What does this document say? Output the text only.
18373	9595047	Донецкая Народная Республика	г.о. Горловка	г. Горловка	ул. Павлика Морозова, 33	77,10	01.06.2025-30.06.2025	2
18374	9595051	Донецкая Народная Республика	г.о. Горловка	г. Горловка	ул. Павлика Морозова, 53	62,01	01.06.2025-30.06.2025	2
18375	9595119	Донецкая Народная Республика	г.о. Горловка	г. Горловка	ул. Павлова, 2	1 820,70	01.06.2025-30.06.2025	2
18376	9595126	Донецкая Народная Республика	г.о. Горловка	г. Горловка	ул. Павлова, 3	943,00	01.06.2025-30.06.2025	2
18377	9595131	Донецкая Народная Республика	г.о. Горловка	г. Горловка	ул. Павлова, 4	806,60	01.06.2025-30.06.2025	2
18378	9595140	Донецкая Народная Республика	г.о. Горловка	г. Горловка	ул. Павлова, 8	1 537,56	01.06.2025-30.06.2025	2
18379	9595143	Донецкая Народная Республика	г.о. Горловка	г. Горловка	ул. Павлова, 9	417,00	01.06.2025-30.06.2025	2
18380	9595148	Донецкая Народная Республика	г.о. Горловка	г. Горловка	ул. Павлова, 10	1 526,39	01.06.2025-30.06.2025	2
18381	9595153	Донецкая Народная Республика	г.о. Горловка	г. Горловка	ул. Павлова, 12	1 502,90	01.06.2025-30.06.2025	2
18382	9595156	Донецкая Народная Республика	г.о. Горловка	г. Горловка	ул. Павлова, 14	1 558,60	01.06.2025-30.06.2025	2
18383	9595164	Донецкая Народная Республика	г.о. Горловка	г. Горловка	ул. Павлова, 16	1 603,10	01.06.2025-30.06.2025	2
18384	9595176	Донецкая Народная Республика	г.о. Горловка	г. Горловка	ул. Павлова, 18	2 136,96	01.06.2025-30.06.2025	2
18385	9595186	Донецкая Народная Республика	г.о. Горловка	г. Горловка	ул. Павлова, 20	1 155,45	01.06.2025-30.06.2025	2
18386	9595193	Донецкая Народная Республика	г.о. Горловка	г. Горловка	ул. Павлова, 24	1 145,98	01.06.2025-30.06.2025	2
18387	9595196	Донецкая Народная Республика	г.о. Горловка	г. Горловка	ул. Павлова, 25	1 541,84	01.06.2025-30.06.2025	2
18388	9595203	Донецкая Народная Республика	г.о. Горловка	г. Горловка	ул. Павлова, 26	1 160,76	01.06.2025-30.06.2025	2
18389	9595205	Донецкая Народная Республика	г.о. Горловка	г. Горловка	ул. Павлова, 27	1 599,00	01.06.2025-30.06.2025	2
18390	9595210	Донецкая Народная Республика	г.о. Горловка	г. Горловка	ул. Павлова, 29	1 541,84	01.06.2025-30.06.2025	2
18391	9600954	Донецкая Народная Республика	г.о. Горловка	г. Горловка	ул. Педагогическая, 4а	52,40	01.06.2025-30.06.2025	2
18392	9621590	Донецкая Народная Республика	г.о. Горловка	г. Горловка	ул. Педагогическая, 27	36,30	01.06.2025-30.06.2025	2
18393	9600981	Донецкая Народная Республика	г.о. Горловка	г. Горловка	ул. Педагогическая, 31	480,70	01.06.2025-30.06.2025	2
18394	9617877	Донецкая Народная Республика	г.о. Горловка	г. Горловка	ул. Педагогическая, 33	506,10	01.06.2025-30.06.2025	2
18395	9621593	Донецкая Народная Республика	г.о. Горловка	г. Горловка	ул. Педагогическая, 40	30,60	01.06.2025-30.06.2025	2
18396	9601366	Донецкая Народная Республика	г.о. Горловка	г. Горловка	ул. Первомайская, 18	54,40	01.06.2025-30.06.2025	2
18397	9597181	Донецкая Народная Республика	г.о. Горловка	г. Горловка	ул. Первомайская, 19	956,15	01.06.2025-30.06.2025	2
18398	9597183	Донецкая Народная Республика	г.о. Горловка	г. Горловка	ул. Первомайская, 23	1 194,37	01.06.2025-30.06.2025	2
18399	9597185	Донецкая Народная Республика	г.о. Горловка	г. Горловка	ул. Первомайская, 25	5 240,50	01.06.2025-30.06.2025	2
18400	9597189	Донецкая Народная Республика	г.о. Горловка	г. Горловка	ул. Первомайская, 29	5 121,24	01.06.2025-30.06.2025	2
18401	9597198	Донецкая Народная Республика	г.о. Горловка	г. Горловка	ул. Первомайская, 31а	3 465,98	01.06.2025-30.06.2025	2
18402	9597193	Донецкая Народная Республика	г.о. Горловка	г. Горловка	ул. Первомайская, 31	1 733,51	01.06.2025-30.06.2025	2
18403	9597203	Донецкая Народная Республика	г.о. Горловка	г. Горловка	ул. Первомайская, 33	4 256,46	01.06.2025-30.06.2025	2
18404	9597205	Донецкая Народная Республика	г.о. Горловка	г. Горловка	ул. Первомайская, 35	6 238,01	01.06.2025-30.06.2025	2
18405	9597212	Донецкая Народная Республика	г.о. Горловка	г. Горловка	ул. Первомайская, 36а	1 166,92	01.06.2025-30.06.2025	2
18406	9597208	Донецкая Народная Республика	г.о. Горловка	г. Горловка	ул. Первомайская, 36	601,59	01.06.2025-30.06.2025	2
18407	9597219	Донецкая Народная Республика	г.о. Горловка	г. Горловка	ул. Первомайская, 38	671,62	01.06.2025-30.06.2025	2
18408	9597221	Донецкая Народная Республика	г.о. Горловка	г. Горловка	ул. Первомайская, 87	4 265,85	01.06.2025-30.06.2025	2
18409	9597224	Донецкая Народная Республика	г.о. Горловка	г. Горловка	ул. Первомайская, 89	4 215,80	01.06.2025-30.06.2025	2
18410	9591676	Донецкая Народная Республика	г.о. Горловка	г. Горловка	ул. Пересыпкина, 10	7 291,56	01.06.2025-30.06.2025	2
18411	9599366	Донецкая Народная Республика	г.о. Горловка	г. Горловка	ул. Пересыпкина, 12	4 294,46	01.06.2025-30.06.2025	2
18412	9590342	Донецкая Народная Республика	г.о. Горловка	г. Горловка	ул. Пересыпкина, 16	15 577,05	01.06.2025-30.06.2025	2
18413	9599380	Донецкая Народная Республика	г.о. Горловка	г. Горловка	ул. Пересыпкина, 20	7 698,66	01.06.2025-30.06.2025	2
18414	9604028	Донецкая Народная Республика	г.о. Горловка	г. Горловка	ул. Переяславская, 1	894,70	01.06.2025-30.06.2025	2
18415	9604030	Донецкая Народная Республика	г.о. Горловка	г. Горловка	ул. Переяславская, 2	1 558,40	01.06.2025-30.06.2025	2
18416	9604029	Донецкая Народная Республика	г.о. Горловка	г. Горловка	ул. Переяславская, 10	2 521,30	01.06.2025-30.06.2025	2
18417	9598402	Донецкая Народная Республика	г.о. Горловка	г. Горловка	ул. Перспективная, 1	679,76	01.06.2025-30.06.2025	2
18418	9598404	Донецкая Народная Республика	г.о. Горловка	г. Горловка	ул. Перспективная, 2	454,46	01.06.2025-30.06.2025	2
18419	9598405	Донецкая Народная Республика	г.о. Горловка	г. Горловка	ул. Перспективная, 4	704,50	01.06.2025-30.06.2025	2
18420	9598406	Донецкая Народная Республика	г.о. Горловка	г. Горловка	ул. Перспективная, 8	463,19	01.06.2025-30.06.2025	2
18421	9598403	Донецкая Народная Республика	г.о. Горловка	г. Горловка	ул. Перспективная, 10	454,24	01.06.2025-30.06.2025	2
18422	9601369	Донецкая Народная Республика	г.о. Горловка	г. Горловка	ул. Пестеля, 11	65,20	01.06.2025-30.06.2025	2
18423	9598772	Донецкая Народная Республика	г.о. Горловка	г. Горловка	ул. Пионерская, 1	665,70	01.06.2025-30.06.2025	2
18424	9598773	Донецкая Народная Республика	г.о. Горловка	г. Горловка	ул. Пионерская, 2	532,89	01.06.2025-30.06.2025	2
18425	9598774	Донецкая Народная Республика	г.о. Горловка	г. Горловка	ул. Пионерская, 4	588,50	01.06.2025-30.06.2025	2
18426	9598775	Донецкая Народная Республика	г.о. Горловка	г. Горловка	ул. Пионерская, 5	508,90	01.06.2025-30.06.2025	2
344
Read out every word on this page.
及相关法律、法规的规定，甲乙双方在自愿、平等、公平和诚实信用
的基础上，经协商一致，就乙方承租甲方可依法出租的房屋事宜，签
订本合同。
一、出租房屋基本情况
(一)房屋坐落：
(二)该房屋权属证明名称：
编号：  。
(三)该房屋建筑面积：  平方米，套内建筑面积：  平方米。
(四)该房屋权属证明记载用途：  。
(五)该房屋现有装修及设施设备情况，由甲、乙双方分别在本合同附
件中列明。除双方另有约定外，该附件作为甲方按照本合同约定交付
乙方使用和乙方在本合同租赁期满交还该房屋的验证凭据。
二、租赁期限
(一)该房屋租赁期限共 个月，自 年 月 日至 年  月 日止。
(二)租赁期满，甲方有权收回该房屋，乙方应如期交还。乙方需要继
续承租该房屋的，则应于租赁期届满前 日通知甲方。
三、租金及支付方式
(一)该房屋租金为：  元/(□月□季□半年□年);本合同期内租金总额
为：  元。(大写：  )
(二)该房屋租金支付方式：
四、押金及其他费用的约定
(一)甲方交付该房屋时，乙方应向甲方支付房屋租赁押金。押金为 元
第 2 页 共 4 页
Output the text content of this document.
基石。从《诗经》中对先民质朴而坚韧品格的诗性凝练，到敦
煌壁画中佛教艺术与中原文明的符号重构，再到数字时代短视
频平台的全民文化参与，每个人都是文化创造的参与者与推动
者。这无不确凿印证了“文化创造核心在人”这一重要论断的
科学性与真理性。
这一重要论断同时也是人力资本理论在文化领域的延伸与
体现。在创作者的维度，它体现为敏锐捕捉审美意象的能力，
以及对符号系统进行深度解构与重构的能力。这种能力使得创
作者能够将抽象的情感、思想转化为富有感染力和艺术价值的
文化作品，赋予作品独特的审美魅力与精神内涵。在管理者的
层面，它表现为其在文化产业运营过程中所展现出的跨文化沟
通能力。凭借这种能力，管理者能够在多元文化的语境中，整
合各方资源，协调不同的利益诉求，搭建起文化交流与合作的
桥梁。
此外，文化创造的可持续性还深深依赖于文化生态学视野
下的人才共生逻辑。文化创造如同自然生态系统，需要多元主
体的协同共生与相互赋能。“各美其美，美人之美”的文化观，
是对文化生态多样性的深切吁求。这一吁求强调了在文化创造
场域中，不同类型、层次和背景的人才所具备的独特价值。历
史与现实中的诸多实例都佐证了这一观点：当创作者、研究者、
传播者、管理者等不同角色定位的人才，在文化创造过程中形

> [EXERCISE]: Copy each line above containing the string "Output".

> [EXERCISE SOLUTION]:
What does this document say? Output the text only.
Output the text content of this document.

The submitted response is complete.